* PROBLEM
Gather up the lines that contain "color".

(Source records)

^^^^^^^^

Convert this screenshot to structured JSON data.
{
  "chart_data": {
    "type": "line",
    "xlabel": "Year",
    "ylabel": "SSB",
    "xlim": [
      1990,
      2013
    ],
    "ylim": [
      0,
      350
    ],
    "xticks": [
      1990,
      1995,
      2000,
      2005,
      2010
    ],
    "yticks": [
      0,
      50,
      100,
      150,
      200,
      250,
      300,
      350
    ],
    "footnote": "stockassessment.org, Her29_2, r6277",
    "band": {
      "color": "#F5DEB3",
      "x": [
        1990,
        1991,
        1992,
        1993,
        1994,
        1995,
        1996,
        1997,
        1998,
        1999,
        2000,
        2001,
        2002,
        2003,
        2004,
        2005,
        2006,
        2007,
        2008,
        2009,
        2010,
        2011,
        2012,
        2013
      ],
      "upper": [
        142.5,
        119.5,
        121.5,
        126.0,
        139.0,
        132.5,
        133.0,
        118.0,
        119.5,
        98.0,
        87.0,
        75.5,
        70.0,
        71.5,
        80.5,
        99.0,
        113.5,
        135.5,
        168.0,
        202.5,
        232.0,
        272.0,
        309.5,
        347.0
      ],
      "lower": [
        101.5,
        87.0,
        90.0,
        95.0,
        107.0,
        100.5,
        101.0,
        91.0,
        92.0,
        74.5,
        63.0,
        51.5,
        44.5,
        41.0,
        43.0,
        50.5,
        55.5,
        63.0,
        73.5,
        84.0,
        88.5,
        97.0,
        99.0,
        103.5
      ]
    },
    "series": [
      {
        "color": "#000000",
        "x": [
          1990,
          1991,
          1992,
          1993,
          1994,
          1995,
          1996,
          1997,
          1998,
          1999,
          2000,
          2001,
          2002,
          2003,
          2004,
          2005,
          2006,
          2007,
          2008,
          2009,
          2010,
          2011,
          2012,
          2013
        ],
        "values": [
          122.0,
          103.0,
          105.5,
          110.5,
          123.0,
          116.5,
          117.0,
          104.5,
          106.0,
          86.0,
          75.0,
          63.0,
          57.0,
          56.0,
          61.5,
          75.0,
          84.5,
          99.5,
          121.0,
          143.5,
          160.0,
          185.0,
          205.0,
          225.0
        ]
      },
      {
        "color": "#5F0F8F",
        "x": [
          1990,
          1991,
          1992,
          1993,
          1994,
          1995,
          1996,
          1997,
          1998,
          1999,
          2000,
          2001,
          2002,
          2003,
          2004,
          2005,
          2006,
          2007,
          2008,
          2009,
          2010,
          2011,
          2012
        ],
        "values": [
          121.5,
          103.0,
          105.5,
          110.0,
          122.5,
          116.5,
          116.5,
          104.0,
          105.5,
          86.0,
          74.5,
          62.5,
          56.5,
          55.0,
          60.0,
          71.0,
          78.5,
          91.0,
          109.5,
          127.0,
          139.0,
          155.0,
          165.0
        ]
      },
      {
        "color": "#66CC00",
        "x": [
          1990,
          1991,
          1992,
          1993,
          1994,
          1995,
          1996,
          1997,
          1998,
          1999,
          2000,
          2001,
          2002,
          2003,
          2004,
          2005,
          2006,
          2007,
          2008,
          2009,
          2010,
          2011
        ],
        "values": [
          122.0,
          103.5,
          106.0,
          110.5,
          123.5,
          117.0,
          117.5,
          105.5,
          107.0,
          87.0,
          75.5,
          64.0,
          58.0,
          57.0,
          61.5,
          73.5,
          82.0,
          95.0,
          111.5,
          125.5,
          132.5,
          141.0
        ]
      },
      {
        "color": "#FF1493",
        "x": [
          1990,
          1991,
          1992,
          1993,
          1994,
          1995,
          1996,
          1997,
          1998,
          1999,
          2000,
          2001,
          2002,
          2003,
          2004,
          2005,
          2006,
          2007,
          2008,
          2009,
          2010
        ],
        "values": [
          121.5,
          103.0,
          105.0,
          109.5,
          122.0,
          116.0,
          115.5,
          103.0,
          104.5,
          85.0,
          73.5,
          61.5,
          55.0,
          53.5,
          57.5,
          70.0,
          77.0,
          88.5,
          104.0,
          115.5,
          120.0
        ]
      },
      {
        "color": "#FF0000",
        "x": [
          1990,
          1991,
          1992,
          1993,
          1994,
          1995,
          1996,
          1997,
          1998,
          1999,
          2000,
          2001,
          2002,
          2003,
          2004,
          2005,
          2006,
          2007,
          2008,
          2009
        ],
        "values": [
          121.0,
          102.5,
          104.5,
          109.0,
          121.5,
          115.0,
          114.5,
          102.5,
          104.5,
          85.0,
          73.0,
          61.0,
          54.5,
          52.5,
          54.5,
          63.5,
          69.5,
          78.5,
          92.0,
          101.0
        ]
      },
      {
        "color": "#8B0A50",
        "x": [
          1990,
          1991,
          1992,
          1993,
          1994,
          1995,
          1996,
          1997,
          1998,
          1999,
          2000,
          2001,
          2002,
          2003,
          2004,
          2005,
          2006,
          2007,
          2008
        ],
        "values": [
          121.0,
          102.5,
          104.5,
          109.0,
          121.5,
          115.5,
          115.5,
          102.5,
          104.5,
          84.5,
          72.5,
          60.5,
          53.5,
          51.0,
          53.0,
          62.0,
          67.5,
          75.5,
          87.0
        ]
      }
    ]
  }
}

^^^^^^^^

* REPLY
      "color": "#F5DEB3",
        "color": "#000000",
        "color": "#5F0F8F",
        "color": "#66CC00",
        "color": "#FF1493",
        "color": "#FF0000",
        "color": "#8B0A50",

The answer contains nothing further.